- **Work instructions**: Copy out every one of the following items word for word, leaving out the pictures.
++++ Source material ++++
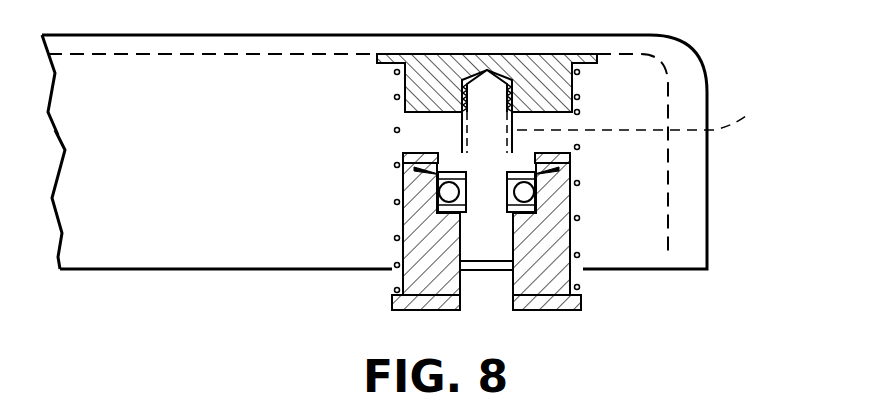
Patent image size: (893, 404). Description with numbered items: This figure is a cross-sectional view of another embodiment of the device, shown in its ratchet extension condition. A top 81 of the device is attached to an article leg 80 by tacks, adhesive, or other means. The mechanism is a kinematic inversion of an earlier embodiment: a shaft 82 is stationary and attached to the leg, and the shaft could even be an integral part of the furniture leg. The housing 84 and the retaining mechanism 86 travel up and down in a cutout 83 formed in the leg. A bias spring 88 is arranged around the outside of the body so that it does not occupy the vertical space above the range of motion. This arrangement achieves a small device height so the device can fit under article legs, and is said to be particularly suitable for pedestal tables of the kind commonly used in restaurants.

The article leg 80 is at (703, 68).
The top 81 is at (432, 48).
The shaft 82 is at (501, 249).
The cutout 83 is at (627, 123).
The housing 84 is at (543, 247).
The retaining mechanism 86 is at (443, 216).
The bias spring 88 is at (578, 183).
++++
- **Correct answer**:
Patent image size: (893, 404). Description with numbered items: This figure is a cross-sectional view of another embodiment of the device, shown in its ratchet extension condition. A top 81 of the device is attached to an article leg 80 by tacks, adhesive, or other means. The mechanism is a kinematic inversion of an earlier embodiment: a shaft 82 is stationary and attached to the leg, and the shaft could even be an integral part of the furniture leg. The housing 84 and the retaining mechanism 86 travel up and down in a cutout 83 formed in the leg. A bias spring 88 is arranged around the outside of the body so that it does not occupy the vertical space above the range of motion. This arrangement achieves a small device height so the device can fit under article legs, and is said to be particularly suitable for pedestal tables of the kind commonly used in restaurants.

The article leg 80 is at (703, 68).
The top 81 is at (432, 48).
The shaft 82 is at (501, 249).
The cutout 83 is at (627, 123).
The housing 84 is at (543, 247).
The retaining mechanism 86 is at (443, 216).
The bias spring 88 is at (578, 183).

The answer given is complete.